— Data for processing —
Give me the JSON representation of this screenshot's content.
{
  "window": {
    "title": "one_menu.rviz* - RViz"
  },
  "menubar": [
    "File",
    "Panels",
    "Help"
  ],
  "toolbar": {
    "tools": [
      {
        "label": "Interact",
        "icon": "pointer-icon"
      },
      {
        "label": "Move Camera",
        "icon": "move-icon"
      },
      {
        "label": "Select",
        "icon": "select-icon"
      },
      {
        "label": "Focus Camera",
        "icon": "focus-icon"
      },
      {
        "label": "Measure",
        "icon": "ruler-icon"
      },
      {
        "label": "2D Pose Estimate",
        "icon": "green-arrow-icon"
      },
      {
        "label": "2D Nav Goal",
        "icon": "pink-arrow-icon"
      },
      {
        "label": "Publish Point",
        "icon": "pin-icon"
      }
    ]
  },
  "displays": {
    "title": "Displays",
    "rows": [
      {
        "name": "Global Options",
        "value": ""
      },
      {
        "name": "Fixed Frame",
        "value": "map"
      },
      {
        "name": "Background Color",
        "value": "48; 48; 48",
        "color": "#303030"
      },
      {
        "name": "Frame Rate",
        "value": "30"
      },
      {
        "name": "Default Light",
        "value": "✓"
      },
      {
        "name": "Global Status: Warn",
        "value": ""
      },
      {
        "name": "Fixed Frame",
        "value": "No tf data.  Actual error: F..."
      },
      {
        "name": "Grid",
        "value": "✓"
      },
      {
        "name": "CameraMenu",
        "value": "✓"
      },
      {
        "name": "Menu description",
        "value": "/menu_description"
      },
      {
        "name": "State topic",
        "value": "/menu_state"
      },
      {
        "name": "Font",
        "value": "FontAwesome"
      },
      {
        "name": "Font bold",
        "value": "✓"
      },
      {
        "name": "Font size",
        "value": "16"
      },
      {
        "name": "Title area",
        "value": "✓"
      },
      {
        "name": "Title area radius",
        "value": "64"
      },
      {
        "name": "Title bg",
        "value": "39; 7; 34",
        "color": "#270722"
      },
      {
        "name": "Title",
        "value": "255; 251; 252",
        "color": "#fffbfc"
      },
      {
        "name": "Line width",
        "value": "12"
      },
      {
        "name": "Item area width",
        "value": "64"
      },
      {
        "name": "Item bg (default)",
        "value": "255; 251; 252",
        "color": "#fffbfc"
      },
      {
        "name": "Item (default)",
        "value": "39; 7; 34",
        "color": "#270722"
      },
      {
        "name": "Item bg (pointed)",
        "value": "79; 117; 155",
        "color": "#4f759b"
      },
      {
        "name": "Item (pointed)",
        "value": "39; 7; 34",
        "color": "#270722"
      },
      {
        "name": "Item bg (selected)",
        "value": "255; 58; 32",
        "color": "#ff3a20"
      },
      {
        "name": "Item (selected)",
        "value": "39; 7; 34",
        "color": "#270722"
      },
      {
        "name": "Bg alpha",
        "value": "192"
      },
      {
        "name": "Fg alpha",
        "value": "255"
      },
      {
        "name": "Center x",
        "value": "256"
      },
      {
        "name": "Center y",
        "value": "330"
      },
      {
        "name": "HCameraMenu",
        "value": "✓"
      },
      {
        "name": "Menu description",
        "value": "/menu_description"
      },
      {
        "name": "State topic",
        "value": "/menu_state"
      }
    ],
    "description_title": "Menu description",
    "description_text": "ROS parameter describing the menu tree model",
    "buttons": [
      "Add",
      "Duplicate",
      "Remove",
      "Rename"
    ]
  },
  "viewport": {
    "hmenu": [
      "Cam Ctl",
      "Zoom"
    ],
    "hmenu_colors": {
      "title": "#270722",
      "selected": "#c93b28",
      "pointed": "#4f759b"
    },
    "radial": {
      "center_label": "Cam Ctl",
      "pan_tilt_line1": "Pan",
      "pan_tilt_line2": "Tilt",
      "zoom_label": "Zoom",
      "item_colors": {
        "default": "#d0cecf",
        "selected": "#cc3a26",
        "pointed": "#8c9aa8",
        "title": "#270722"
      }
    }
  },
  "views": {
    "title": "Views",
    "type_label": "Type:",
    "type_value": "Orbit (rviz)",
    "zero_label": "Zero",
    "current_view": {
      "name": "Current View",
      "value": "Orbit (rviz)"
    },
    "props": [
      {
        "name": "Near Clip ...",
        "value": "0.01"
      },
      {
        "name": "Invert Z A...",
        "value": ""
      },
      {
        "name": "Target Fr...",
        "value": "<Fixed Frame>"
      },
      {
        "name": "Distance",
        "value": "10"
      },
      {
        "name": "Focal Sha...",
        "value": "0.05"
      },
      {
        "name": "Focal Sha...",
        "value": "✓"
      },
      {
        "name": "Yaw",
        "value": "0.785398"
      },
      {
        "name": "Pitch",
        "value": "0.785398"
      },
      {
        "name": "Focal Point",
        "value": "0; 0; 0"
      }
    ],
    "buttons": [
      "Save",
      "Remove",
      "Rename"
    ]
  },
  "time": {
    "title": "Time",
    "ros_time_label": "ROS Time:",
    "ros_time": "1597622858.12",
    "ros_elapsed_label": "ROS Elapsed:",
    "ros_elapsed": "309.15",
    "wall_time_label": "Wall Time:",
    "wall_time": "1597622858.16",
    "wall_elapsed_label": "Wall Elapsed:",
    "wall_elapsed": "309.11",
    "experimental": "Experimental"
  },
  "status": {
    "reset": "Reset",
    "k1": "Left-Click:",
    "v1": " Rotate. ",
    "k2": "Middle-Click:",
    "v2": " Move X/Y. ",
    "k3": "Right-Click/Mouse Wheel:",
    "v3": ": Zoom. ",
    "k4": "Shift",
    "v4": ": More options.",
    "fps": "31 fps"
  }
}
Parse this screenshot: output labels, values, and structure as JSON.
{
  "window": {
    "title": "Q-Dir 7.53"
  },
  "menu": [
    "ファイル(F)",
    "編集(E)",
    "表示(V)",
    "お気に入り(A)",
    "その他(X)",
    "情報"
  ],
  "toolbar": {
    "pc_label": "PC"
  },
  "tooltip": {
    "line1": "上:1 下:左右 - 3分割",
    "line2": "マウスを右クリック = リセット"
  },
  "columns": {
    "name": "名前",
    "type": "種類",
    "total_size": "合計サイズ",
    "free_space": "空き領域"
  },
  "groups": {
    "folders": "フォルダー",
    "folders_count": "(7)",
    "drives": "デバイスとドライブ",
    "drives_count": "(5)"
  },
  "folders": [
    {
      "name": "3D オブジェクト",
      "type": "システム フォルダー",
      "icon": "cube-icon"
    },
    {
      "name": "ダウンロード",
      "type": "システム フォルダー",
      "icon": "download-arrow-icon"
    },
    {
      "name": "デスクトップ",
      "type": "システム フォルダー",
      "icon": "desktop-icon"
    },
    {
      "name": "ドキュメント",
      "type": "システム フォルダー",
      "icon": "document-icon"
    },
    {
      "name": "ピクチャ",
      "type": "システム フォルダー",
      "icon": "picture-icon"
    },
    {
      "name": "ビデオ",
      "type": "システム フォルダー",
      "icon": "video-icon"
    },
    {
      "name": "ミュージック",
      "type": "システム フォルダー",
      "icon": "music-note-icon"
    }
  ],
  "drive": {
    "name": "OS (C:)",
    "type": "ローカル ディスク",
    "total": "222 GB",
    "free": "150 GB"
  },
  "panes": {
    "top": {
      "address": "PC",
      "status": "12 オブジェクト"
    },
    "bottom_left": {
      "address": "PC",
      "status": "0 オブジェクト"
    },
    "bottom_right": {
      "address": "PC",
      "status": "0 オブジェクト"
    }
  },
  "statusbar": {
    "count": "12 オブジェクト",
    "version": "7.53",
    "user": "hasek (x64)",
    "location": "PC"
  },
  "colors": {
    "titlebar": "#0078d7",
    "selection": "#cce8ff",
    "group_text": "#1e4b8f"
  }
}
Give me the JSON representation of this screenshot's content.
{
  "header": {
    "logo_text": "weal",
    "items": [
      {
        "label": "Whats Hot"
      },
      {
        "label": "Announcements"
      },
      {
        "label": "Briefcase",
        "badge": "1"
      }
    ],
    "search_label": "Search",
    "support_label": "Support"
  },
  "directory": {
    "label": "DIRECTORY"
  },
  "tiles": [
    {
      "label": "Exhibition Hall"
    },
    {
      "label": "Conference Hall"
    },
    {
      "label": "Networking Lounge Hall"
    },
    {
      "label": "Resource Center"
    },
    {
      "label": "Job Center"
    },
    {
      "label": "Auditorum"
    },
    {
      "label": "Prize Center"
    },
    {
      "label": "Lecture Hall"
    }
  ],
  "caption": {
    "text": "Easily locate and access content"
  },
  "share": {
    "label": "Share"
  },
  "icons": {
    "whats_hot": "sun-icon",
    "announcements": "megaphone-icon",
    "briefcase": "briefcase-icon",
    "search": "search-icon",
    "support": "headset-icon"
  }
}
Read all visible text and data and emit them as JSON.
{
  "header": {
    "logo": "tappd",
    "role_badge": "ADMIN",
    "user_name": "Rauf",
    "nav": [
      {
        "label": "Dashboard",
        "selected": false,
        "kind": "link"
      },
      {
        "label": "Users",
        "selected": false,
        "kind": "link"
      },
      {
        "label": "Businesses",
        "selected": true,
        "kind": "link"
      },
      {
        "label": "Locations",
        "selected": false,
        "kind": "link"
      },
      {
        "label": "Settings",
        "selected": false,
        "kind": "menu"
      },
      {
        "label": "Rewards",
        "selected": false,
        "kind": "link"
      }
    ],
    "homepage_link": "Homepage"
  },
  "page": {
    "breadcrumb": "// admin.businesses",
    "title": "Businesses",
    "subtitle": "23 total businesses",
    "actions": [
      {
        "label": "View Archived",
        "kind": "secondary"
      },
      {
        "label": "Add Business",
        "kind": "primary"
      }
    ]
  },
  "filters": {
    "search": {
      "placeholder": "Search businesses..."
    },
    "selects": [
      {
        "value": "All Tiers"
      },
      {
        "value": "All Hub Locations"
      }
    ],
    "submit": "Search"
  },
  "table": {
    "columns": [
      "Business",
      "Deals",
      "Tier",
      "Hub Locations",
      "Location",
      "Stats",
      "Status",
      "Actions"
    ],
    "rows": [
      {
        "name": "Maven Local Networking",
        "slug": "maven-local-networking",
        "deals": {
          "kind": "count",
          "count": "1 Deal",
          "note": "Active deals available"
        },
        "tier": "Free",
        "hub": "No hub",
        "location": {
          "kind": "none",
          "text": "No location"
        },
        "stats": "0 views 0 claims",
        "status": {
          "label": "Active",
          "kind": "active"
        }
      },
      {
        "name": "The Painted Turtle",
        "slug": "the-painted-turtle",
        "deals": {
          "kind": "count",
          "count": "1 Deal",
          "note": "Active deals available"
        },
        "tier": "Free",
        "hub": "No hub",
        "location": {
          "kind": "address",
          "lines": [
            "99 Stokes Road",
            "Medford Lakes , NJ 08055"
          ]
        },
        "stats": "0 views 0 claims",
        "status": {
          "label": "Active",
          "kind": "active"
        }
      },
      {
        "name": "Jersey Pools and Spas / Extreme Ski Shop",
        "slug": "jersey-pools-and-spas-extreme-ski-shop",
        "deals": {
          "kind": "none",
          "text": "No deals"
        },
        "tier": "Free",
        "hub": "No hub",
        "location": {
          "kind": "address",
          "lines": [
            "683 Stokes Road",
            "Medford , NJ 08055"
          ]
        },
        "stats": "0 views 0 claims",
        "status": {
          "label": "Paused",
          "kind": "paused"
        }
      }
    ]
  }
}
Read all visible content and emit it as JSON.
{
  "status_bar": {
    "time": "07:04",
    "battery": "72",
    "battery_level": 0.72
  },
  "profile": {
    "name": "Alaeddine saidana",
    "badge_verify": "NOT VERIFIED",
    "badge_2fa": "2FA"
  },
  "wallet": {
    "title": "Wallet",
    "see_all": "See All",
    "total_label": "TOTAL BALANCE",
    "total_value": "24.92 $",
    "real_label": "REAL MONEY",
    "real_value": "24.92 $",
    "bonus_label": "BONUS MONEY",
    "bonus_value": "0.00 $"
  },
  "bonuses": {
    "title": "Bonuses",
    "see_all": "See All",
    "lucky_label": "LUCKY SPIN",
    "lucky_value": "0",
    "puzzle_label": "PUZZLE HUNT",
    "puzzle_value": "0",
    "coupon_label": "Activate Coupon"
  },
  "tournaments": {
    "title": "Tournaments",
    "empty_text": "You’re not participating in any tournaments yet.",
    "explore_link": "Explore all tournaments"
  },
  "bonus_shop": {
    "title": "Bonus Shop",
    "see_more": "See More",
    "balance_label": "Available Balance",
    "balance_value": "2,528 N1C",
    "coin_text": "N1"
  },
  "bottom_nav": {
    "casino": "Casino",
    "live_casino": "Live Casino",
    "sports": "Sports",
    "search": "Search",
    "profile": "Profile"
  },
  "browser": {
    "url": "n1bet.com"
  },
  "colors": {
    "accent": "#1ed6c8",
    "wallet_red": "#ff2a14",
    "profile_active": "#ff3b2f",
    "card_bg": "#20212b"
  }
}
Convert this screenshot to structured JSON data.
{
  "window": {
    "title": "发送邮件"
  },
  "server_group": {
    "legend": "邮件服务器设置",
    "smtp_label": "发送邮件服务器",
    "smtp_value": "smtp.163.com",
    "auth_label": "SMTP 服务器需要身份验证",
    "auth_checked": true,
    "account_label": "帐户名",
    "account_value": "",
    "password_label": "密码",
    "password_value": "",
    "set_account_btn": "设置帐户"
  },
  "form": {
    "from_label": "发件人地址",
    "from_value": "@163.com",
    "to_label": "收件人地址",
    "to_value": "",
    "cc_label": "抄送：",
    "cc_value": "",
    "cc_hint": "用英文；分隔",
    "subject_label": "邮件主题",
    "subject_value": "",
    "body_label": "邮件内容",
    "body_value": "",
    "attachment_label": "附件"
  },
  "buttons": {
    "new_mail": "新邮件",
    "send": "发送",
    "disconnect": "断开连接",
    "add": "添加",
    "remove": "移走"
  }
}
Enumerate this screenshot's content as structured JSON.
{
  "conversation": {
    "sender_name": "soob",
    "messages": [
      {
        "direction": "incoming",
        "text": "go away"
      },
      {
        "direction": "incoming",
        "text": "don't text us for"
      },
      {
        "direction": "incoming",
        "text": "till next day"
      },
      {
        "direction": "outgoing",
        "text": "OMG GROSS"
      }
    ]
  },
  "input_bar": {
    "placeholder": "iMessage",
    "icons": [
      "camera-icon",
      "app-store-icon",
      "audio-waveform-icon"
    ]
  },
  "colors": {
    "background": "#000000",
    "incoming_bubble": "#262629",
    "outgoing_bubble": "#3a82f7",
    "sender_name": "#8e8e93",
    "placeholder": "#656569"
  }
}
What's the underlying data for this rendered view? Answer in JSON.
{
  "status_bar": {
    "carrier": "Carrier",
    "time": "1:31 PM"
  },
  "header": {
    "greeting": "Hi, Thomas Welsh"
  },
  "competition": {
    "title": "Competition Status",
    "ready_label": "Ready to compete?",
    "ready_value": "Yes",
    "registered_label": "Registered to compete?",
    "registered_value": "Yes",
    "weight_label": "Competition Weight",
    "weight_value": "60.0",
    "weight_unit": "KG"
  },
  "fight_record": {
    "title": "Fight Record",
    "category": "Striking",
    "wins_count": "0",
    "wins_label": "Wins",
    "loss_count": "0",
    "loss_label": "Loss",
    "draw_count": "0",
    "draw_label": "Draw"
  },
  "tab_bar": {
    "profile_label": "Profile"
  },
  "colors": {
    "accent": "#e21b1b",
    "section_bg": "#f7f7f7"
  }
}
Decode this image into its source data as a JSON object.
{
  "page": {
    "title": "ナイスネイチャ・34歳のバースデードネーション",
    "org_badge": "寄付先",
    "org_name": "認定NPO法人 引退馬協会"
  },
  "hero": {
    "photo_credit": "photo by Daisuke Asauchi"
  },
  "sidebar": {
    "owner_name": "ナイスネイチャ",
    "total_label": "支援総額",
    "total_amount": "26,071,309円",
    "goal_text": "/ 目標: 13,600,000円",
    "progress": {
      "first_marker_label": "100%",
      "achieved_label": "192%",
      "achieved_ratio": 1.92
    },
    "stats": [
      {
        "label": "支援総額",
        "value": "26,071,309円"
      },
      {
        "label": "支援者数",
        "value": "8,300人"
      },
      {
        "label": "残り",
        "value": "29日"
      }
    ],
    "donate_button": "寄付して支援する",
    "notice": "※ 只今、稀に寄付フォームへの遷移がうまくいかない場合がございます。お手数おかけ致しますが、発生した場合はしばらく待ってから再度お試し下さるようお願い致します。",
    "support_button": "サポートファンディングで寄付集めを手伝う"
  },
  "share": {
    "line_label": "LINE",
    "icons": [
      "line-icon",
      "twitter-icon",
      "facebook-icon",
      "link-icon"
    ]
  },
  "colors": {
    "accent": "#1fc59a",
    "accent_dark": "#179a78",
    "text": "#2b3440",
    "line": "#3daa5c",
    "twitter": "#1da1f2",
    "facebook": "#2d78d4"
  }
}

— What is asked —
From the material, report only how many lines include the word "Locations".

— Task result —
3